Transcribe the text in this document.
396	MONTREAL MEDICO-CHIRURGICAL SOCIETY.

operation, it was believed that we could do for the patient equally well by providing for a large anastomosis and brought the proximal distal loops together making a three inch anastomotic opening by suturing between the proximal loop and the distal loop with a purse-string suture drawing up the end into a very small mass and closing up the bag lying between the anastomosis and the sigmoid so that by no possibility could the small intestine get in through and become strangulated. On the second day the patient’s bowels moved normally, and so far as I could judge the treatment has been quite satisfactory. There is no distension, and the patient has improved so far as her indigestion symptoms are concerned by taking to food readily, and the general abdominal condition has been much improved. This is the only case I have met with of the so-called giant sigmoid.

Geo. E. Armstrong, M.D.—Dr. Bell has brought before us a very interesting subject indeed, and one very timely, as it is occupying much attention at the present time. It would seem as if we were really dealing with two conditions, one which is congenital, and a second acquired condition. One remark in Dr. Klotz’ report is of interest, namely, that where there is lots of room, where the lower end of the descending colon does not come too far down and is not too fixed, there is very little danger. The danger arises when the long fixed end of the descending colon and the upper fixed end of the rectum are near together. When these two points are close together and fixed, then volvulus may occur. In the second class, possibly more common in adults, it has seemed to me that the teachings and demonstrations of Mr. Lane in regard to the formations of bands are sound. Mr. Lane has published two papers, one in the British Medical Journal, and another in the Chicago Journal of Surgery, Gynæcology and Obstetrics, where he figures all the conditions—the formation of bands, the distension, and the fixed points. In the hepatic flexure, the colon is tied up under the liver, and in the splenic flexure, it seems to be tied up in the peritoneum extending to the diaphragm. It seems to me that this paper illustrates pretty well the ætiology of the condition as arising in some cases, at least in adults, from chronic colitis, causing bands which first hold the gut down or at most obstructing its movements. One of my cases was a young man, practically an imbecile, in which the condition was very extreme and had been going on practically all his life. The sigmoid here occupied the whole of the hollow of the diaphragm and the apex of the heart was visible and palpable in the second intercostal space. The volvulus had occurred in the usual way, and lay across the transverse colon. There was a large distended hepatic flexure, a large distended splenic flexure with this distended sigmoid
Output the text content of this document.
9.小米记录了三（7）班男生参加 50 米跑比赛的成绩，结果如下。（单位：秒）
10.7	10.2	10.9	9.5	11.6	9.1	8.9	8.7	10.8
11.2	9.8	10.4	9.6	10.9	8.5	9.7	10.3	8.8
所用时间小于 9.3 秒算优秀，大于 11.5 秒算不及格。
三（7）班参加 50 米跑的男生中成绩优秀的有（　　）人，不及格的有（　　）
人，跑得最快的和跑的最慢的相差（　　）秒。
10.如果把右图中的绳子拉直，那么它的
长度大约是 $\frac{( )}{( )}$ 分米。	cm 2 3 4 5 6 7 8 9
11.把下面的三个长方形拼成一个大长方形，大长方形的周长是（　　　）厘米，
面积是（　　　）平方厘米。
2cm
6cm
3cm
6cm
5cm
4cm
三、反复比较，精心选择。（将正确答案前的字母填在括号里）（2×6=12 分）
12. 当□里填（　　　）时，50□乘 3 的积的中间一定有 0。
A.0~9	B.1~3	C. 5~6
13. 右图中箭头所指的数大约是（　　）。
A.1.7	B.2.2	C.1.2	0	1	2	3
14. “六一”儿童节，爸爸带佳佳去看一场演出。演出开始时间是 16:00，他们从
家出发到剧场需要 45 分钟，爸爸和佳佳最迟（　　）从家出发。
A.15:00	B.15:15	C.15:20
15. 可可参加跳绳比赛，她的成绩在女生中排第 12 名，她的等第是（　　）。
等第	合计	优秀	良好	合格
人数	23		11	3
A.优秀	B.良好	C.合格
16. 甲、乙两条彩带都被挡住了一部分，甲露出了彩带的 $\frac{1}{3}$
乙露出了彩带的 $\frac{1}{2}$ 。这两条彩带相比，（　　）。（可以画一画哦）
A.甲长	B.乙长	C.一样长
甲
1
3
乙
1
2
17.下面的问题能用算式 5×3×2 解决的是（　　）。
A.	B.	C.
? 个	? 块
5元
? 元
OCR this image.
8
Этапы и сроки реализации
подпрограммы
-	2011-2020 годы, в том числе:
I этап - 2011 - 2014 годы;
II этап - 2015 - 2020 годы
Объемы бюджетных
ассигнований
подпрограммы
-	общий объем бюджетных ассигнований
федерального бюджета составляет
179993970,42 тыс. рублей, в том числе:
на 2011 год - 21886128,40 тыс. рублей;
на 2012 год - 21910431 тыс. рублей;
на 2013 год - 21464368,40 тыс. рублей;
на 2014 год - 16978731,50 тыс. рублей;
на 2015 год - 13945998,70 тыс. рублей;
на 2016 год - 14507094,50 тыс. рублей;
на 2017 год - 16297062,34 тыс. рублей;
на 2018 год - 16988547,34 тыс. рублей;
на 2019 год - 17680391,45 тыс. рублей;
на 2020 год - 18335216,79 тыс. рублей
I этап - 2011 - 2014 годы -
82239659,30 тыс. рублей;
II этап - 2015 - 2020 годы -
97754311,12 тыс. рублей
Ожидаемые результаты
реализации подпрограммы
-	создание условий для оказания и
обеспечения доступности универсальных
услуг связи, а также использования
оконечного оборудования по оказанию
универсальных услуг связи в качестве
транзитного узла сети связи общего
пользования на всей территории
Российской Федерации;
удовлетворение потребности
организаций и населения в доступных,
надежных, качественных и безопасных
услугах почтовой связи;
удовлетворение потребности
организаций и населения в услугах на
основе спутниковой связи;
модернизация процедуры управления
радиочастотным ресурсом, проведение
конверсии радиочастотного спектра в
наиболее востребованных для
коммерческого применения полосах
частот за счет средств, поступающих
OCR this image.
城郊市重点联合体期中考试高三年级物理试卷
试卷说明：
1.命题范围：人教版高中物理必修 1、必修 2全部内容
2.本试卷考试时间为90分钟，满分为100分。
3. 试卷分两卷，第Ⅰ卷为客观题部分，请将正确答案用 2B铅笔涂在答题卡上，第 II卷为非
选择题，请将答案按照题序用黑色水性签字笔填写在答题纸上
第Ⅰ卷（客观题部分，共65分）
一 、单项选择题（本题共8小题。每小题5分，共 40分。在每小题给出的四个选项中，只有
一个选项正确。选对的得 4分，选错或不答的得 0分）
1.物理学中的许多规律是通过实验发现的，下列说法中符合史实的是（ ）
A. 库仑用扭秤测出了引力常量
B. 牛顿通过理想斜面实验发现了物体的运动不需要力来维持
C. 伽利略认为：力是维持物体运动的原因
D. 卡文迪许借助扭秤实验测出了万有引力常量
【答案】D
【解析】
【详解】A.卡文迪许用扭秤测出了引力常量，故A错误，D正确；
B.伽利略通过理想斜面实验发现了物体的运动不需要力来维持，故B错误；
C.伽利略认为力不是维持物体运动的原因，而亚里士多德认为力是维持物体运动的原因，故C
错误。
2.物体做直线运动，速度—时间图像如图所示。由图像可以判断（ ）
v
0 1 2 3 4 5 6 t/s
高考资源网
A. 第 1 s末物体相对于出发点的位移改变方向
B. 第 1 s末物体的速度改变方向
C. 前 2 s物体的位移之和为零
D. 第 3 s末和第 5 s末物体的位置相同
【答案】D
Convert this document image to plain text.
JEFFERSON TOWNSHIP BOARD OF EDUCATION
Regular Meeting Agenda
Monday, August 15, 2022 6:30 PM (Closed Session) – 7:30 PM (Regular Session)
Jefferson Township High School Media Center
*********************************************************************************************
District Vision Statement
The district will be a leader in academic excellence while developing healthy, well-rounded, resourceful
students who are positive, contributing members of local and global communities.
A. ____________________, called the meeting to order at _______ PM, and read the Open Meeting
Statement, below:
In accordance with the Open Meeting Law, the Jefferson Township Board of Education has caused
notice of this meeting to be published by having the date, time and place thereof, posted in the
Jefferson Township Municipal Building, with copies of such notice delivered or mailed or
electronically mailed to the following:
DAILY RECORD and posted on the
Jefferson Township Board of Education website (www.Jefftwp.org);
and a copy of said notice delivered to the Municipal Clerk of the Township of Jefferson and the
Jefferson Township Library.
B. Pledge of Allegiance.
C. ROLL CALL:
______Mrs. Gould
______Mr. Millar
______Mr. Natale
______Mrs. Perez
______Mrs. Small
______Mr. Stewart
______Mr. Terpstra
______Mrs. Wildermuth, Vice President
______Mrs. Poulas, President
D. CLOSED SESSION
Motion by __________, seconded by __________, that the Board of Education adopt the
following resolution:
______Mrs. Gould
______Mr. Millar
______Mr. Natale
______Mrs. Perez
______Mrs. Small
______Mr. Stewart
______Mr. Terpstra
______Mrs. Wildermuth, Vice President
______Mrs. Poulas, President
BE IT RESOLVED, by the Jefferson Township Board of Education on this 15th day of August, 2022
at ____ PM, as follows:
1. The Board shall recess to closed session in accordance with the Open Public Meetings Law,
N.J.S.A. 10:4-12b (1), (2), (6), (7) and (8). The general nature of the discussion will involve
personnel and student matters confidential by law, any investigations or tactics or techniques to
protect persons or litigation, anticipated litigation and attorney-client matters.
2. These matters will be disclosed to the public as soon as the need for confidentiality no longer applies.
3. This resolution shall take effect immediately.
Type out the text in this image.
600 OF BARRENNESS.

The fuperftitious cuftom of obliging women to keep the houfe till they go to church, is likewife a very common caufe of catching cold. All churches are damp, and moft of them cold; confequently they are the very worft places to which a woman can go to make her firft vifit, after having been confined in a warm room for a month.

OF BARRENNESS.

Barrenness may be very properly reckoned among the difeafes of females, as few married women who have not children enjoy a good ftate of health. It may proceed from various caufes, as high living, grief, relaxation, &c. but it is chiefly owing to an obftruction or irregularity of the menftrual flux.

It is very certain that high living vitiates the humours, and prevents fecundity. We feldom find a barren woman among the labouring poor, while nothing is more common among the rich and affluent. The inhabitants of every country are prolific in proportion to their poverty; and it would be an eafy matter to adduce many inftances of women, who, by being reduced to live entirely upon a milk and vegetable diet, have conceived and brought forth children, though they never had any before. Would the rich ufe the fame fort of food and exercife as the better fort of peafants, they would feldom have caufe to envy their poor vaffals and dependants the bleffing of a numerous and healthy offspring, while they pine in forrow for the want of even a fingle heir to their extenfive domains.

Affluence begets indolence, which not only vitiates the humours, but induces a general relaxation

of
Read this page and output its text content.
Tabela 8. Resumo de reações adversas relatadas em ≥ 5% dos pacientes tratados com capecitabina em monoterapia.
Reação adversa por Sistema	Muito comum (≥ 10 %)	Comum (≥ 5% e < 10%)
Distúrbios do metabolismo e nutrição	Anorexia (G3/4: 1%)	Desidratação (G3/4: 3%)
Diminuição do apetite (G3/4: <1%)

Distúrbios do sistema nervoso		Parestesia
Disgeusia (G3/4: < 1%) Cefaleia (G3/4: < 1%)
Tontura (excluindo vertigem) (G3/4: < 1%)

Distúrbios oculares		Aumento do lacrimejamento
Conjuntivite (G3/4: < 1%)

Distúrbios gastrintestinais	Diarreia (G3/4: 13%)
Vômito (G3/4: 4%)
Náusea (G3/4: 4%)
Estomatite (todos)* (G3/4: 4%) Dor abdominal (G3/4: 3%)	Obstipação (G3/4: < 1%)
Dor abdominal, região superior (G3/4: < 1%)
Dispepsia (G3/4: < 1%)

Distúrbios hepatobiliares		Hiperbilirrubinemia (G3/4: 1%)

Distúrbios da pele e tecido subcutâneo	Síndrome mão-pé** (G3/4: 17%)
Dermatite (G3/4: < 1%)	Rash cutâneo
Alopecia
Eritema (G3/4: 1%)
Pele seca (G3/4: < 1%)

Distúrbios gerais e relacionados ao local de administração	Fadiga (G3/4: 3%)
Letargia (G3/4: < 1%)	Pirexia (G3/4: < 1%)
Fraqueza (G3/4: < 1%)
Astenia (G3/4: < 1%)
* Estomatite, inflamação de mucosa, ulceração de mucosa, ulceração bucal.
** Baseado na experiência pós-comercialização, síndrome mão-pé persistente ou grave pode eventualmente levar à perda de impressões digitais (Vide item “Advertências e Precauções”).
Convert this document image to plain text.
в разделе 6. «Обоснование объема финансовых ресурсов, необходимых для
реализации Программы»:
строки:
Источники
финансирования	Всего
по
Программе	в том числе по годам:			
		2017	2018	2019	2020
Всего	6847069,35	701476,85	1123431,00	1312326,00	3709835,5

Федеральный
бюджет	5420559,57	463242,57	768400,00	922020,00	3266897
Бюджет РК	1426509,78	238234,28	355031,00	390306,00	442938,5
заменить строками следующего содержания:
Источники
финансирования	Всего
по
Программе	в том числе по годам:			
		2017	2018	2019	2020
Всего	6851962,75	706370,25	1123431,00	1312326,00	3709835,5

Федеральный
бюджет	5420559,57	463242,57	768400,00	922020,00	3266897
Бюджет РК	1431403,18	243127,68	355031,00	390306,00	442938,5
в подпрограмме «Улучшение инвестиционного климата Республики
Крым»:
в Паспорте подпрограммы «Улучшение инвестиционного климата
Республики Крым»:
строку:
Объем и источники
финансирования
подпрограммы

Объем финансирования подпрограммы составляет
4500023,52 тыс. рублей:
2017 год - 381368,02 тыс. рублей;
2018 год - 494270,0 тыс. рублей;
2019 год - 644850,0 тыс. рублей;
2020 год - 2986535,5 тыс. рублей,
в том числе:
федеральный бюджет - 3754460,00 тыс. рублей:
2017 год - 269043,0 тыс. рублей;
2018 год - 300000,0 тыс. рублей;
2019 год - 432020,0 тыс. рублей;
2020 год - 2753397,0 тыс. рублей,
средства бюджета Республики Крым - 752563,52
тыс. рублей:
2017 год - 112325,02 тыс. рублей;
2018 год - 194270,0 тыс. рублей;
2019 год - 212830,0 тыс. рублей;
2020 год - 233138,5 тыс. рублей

What you should do:
Scan the material above. Copy each line where "организаций" occurs.

Answer below:
организаций и населения в доступных,
организаций и населения в услугах на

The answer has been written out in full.